_Short task_:
Collect all lines containing the word "HTML" from the data.

_Dataset excerpts_:
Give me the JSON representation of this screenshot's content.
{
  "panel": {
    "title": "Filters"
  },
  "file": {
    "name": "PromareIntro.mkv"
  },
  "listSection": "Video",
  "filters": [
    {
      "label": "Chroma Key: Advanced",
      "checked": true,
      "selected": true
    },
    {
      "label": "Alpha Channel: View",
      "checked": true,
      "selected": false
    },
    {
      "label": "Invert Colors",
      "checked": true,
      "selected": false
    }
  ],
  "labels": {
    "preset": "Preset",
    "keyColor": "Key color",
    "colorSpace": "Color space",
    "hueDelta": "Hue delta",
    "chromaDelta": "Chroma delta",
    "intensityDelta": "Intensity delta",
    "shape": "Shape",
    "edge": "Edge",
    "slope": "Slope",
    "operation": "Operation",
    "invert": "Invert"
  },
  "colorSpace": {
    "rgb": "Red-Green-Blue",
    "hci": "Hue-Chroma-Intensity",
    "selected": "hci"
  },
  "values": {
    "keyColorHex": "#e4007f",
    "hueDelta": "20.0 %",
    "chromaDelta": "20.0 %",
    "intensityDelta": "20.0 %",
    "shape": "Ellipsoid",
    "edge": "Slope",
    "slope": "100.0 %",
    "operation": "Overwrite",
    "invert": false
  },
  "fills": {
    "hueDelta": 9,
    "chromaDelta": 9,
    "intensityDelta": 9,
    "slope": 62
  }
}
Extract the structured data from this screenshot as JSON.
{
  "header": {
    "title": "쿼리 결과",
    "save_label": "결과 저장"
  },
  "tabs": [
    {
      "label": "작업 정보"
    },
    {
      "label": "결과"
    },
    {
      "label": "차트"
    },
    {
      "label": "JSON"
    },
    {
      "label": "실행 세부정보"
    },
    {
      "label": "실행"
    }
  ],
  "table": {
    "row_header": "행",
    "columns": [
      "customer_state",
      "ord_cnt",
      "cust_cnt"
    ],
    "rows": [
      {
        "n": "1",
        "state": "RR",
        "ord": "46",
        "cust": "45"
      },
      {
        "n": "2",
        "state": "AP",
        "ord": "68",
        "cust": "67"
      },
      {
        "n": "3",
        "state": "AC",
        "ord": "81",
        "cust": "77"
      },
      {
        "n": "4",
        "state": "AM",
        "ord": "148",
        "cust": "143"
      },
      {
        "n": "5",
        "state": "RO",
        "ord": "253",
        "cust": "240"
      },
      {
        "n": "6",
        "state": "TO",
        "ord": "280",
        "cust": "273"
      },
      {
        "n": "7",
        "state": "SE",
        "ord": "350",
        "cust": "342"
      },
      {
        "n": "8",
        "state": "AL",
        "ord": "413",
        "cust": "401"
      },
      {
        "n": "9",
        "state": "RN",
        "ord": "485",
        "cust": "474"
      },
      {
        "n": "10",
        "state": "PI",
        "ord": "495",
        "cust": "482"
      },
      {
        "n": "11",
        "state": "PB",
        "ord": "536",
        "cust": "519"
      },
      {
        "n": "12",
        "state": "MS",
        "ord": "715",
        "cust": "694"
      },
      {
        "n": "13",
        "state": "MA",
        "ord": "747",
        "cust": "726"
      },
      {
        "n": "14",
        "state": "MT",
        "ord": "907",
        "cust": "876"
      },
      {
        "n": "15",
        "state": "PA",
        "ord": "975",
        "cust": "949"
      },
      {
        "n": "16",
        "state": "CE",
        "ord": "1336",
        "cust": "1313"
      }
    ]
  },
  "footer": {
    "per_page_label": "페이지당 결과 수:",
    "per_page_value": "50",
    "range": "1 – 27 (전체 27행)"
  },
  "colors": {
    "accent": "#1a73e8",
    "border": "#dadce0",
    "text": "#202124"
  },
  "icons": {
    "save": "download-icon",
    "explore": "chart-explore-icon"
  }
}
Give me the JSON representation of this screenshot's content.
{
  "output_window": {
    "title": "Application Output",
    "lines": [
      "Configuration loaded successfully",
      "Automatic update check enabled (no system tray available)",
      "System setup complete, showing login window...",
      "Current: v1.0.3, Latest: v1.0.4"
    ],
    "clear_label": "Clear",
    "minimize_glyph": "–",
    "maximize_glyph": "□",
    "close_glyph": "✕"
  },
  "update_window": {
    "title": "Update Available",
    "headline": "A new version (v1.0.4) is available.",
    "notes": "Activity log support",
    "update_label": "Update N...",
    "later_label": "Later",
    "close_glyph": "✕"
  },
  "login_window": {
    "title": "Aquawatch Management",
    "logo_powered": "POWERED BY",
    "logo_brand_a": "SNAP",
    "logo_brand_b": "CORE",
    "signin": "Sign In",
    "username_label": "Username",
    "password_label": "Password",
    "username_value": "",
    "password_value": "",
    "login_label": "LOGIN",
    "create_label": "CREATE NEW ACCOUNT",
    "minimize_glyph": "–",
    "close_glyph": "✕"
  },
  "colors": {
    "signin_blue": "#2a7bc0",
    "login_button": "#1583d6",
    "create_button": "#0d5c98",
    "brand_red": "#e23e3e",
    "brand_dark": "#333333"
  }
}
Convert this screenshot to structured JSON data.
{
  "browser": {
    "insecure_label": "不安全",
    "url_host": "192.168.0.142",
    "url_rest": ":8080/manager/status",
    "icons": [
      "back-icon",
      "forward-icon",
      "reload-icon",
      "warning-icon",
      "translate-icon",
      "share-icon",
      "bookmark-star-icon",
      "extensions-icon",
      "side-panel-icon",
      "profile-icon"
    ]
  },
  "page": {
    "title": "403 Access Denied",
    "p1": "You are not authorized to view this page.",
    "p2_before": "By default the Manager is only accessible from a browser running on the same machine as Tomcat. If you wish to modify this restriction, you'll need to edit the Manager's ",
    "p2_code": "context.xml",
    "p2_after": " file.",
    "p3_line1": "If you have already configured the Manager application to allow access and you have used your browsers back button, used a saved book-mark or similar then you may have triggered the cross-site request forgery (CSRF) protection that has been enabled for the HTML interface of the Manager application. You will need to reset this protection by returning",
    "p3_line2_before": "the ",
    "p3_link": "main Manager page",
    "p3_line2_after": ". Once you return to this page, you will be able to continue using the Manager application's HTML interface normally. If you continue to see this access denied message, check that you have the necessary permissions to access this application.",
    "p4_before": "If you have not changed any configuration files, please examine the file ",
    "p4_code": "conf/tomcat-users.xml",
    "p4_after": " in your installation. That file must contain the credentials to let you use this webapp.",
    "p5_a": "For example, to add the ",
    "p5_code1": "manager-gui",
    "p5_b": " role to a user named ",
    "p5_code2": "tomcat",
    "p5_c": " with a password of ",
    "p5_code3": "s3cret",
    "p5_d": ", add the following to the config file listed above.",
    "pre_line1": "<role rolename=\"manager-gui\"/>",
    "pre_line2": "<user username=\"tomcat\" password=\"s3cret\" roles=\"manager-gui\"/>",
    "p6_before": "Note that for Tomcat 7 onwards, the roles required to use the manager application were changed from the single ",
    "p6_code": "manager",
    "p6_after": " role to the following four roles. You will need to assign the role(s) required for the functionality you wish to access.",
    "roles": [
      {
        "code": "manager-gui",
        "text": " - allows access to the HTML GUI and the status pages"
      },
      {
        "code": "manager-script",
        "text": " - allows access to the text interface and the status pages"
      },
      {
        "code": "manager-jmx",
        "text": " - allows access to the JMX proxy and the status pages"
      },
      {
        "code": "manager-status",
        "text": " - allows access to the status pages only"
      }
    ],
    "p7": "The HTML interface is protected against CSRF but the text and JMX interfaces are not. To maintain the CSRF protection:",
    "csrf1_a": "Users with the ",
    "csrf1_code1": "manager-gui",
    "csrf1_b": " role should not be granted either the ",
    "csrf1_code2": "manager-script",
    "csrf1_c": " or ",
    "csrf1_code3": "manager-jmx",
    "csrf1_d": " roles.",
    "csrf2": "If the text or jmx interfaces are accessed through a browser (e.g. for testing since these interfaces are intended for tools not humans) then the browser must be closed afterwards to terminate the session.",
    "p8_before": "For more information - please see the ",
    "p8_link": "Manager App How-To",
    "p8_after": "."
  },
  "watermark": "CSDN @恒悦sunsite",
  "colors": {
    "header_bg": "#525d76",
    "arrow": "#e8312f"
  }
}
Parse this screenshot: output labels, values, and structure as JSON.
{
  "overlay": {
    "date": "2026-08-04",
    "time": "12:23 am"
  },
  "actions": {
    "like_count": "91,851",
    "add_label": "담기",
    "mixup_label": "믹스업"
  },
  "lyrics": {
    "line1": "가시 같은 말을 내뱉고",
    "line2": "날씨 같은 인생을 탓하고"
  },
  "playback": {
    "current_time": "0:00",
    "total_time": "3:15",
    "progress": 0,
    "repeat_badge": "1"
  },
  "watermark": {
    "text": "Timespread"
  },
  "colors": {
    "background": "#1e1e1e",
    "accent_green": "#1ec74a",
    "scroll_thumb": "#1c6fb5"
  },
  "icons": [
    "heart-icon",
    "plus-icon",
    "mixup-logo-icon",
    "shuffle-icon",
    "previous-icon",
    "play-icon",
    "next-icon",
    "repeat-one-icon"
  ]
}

_Result of the task_:
    "p3_line1": "If you have already configured the Manager application to allow access and you have used your browsers back button, used a saved book-mark or similar then you may have triggered the cross-site request forgery (CSRF) protection that has been enabled for the HTML interface of the Manager application. You will need to reset this protection by returning",
    "p3_line2_after": ". Once you return to this page, you will be able to continue using the Manager application's HTML interface normally. If you continue to see this access denied message, check that you have the necessary permissions to access this application.",
        "text": " - allows access to the HTML GUI and the status pages"
    "p7": "The HTML interface is protected against CSRF but the text and JMX interfaces are not. To maintain the CSRF protection:",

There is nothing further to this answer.